Selected text
Even though the “Evil Empire” is no
more, its
anti-religious mind-set and hostility
toward the value of Western civilization are undiminished.
No tradition—no civilization
By John Navone
Having lived in Europe
for the last forty years, I have enjoyed the experience of my historical and
cultural roots. My residence of the last thirty-five years, for example, was
constructed the year that the Church of Scotland was founded, that Madrid became
the capital of Spain, and the tobacco plant was imported to Western Europe by
Jean Nicot. The buildings in my immediate Roman neighborhood are much older. The
Colonna Palace, half a block away from my front door, was described by the
Italian humanist Petrarch (1304-1374). The final discovery-scene of “Roman
Holiday” was filmed there.
Living in Europe is living
in a place where the stones speak; however, if you have not done your homework,
you will not understand what they are saying. Returning annually for three
months to the United States, I have the experience of what the
anti-Western-Civilization lobby would call “freedom” from the obscurantism and
oppressive burdens of a democratic Christian—especially Roman
Catholic—tradition. I can enjoy the “freedom” of a world without history,
tradition and roots, the world of what Vance Packard called “fun culture,” the
realm of a superior and untethered virtual reality. In short, I return to a
place where both the educational system and mass media assiduously avoid the
“homework” without which we cannot hear or understand what the stones of our
European heritage have to tell us.
An expatriate American
author and actor living in Rome expressed his dismay to me, as far back as the
early sixties, about the cultural tabula rasa that radically handicapped
young Americans for understanding or appreciating their Roman experience in
churches where they had no idea of what the religious paintings and sculpture
represented because they were culturally un-equipped for any meaningful
experience.
Somewhat paradoxically, for
a nation where the majority still has its roots in Western civilization, the
American academic elite and mass media exalt minorities and programmatically
shun or put down America’s foundations in Western civilization. Prioritizing all
non-western cultures transgresses even the nihilist assumption that where
everything is the same, everything is equally meaningless. Hostility towards
Western civilization, accompanied by odious comparisons with non-Western
civilizations, ironically implies that Western civilization is by no means
equal, but either superior or inferior to the other civilizations.
Equally paradoxical,
abhorrence for Western civilization does not come primarily from non-western
cultures or minorities, but rather from the West itself. My first insight into
this paradox occurred in the early sixties when I enjoyed a lengthy and friendly
discussion with the socialist chief-editor of the Swedish film magazine,
Chaplin, who had just returned from the Marxist film festival at Pesaro. He
explained to me the quasi-evangelizing or proselytizing purpose of Marxist
filmmakers, committed to liberating us from the cultural and moral baggage of
traditional Western civilization for a new mankind, free of all the taboos of
pre-Marxist civilization. When I asked for an example of the new freedoms, he
mentioned the “bourgeois” family. I had never heard this phrase before, and
asked with considerable curiosity what it meant. He said that such a family is
based on the authoritarian, fascism-fostering assumption of the hierarchical
family governed by parents with children as subjects. I pressed for more
details, and he obliged. Husbands and wives should not be accountable to each
other for their affairs, nor should children be accountable to their parents for
their affairs, sexual or otherwise. Years before Woodstock, the young Swede was
promulgating the “Anything goes” motto of the sexual revolution promoted by the
Frankfurt School which argued that religion in general and Christianity in
particular was the greatest impediment to a free new world and the social
revolution.

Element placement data
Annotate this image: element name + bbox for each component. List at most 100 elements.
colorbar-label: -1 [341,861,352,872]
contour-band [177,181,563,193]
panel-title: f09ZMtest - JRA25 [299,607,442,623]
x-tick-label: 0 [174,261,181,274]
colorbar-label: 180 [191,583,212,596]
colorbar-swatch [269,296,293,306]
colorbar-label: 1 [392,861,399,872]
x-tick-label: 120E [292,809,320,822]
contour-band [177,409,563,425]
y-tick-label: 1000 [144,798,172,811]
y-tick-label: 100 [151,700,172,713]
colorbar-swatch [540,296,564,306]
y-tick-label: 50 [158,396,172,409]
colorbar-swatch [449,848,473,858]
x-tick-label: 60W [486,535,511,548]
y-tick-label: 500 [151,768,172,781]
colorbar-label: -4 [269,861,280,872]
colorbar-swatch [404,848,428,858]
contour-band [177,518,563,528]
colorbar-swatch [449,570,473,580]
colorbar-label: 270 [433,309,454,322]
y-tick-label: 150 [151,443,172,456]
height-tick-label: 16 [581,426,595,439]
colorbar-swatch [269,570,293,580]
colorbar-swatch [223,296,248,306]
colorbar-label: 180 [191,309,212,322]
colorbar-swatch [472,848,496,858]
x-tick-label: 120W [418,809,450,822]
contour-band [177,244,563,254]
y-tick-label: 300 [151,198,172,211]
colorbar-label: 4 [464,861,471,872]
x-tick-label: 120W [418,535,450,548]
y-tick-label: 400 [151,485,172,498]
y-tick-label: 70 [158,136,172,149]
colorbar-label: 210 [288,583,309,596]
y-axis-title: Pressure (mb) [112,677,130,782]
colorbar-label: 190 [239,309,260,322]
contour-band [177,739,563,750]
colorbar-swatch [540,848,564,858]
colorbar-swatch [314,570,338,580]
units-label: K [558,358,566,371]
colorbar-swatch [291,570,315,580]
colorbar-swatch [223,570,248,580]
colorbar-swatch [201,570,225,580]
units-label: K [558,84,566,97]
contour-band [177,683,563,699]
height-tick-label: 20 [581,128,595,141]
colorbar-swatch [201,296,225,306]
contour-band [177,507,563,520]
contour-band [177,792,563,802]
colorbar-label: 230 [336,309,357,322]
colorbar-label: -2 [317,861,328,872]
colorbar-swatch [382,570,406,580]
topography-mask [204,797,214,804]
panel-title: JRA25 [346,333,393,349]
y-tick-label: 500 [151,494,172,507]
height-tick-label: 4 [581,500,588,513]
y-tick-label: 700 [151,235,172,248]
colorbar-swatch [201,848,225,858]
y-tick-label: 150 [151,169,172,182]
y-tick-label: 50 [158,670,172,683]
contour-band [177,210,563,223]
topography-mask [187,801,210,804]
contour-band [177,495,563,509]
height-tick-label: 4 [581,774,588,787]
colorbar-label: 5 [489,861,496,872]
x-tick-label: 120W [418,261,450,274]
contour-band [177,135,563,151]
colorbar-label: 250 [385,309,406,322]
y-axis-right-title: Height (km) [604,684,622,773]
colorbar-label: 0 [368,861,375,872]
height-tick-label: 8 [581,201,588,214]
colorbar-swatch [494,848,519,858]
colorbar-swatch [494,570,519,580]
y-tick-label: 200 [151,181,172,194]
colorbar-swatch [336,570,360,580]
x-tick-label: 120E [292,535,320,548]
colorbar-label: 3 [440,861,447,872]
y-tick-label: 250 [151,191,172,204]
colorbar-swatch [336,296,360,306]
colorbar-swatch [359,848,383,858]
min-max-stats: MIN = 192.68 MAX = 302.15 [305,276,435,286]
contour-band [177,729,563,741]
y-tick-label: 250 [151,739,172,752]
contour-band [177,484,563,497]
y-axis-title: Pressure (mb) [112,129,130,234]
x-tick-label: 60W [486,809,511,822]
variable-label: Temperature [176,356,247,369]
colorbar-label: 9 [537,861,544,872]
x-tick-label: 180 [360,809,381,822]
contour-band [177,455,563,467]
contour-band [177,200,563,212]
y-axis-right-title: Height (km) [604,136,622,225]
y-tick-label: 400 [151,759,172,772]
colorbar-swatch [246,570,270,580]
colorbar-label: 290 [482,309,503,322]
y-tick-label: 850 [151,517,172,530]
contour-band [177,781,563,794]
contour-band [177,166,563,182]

The task
Carry on the essay about hostility toward Western civilization from where it stops. The rows have no connection to the essay.

Answer below
For the social engineering
on behalf of the Frankfurt School’s new world, new society, and new mankind,
Western civilization is the enemy, an obstacle to their social crusading and
proselytizing. The knowledge and study of Western civilization risks equipping
persons with ideas and values opposed to Marxist utopianism. All history,
whether bible history, church history, western or eastern history, is not only
useless baggage but an obstacle to the creation of a new mankind free of its
bondage to historical traditions and their values. No wonder that a common
element in all the Marxist films of the Pesaro festival was ridicule, satire and
mockery for traditional family, social and religious values. (Unfortunately,
most American Catholic film critics never seemed to pick up on the militant
propagandizing of these films.)
Pier Paolo Pasolini, Italian
Marxist filmmaker, occasionally requested that I act as interpreter for North
American priest film critics who wanted to interview him. All too often the
ingenuousness and reverence of the interviewing priests disarmed and dismayed
Pasolini. They seemed more like awe-struck disciples than men with critical
intelligence. On one occasion. Pasolini was startled when the priest-interviewer
immediately echoed Pasolini’s statement, “Religion will disappear from
industrialized societies.” When I stepped out of my interpreter’s role to
interject that this was a false assumption, for America was both the world’s
most industrial and religious First World nation. Pasolini modestly admitted
that that had not occurred to him.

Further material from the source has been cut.